Within this material, how many lines have the string "Attack" in them? The answer is a number, with nothing added.

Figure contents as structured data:
◇ ◇ ◇ ◇ ◇

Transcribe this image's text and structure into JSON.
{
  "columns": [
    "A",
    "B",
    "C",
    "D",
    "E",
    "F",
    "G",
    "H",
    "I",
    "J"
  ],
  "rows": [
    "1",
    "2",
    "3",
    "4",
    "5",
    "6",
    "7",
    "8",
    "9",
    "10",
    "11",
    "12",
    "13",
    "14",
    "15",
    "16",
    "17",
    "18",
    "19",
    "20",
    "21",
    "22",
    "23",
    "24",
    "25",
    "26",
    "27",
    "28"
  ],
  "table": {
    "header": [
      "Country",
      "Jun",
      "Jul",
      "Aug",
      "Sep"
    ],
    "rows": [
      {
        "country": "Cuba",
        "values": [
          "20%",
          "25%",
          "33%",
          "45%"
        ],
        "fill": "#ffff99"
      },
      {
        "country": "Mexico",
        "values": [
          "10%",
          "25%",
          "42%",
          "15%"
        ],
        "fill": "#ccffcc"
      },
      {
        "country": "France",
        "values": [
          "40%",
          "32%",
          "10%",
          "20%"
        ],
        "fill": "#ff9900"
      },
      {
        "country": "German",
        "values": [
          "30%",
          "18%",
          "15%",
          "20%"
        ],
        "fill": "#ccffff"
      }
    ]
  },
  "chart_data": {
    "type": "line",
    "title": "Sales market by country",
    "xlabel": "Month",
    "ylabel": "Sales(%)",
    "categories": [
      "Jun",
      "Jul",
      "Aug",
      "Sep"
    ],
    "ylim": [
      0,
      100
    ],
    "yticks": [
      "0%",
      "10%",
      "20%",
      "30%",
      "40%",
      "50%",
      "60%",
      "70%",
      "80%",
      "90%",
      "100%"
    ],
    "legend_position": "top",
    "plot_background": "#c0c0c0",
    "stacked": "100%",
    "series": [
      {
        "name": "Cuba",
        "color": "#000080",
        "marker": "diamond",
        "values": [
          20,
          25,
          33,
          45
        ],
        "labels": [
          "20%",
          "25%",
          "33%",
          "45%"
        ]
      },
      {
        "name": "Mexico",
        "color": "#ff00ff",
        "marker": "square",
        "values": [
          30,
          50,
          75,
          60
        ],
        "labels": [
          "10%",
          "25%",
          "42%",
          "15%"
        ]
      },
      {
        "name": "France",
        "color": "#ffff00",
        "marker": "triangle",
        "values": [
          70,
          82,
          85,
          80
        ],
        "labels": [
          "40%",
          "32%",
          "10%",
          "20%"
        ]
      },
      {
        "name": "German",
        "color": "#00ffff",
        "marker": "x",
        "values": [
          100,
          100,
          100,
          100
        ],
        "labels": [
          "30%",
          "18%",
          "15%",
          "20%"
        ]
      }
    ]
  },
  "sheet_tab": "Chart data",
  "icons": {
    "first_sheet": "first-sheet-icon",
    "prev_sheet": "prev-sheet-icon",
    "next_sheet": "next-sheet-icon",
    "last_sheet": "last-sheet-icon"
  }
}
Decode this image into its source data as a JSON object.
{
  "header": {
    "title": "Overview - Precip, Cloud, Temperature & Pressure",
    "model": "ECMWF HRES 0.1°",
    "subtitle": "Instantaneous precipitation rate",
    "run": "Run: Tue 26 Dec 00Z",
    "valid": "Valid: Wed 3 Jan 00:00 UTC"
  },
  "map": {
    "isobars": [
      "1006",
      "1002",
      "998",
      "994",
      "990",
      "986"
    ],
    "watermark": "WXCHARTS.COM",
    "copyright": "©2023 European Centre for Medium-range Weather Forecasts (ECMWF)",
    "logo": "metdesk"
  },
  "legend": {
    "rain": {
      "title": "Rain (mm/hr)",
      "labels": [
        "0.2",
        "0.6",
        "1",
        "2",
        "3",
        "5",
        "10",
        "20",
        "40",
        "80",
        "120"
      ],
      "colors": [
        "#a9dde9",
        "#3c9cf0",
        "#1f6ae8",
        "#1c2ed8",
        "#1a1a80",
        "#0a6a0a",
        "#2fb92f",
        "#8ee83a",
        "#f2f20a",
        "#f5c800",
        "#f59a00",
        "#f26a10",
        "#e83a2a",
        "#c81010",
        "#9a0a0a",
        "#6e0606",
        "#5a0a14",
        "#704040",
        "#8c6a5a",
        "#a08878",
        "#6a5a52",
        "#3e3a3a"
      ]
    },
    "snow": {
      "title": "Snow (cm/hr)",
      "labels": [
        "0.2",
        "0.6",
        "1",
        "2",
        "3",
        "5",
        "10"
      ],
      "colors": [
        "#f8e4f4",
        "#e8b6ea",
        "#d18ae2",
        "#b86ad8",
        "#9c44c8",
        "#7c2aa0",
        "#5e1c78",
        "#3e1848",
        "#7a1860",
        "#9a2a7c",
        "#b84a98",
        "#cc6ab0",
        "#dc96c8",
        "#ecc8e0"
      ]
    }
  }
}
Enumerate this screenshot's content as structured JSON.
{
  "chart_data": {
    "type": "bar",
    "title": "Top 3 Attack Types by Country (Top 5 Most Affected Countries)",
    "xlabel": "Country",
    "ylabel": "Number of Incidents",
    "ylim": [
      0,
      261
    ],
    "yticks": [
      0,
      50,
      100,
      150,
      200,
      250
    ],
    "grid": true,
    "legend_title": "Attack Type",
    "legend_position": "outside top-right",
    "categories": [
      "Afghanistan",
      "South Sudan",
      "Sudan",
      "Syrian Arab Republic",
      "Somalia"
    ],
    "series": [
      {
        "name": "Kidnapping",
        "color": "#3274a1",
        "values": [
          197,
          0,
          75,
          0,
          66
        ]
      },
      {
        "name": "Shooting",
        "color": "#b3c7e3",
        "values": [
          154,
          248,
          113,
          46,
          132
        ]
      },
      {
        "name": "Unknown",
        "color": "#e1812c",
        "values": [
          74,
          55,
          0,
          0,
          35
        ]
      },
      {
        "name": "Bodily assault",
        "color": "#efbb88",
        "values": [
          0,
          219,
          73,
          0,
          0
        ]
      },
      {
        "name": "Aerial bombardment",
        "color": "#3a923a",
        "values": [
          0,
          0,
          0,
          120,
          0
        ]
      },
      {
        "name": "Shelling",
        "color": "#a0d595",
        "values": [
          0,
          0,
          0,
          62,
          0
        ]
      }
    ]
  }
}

◇ ◇ ◇ ◇ ◇

* _CORRECT ANSWER_: 2